Written task >> Pick out every line that holds the string "porcelain" and copy it.

Given records >>
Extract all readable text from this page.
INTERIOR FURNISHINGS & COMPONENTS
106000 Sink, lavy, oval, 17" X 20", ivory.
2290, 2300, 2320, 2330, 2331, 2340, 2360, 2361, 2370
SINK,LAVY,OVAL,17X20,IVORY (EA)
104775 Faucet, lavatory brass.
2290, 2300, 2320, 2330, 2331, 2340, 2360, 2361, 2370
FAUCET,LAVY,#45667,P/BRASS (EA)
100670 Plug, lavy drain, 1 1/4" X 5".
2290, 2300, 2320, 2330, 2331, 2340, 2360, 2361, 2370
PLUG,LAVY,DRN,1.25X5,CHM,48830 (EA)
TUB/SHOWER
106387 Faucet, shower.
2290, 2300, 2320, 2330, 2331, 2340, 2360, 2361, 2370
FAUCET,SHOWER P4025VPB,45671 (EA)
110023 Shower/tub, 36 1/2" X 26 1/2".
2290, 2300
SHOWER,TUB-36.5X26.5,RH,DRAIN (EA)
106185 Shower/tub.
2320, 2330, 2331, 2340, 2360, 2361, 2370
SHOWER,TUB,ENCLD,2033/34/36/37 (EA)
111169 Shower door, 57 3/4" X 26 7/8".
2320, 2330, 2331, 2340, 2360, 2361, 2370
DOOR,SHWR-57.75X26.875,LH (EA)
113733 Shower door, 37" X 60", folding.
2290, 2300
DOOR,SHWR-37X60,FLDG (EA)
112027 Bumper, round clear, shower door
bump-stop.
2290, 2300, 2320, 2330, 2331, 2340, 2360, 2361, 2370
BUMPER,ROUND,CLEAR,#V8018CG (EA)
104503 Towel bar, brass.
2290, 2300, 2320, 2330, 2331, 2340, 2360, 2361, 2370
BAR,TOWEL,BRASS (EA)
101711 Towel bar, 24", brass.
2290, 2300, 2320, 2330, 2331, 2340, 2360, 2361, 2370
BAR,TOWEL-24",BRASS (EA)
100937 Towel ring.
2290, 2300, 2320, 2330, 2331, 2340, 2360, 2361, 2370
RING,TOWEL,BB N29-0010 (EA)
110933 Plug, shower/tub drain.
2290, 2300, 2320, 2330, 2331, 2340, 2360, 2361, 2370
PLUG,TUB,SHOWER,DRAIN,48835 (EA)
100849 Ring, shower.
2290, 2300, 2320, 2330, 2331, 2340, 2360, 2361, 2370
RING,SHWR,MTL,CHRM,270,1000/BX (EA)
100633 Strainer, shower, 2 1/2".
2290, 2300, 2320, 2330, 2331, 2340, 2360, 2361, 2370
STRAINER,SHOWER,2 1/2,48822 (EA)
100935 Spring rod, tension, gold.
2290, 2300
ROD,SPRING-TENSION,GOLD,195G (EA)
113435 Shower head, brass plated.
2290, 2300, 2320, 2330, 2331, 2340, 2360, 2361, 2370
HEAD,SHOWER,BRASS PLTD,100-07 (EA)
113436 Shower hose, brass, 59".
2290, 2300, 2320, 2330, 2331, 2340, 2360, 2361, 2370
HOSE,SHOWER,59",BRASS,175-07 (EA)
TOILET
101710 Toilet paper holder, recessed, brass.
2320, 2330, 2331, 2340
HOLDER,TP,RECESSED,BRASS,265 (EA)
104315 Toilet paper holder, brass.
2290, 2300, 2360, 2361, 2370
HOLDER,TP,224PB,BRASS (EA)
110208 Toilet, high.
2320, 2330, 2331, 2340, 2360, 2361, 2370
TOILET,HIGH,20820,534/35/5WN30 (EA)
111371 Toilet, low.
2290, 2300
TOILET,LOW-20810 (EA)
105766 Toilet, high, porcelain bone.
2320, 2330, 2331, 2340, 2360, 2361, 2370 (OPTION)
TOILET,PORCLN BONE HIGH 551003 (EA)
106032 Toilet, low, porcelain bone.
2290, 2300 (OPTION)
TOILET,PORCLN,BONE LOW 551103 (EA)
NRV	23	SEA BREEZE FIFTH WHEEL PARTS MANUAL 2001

The reply >>
105766 Toilet, high, porcelain bone.
106032 Toilet, low, porcelain bone.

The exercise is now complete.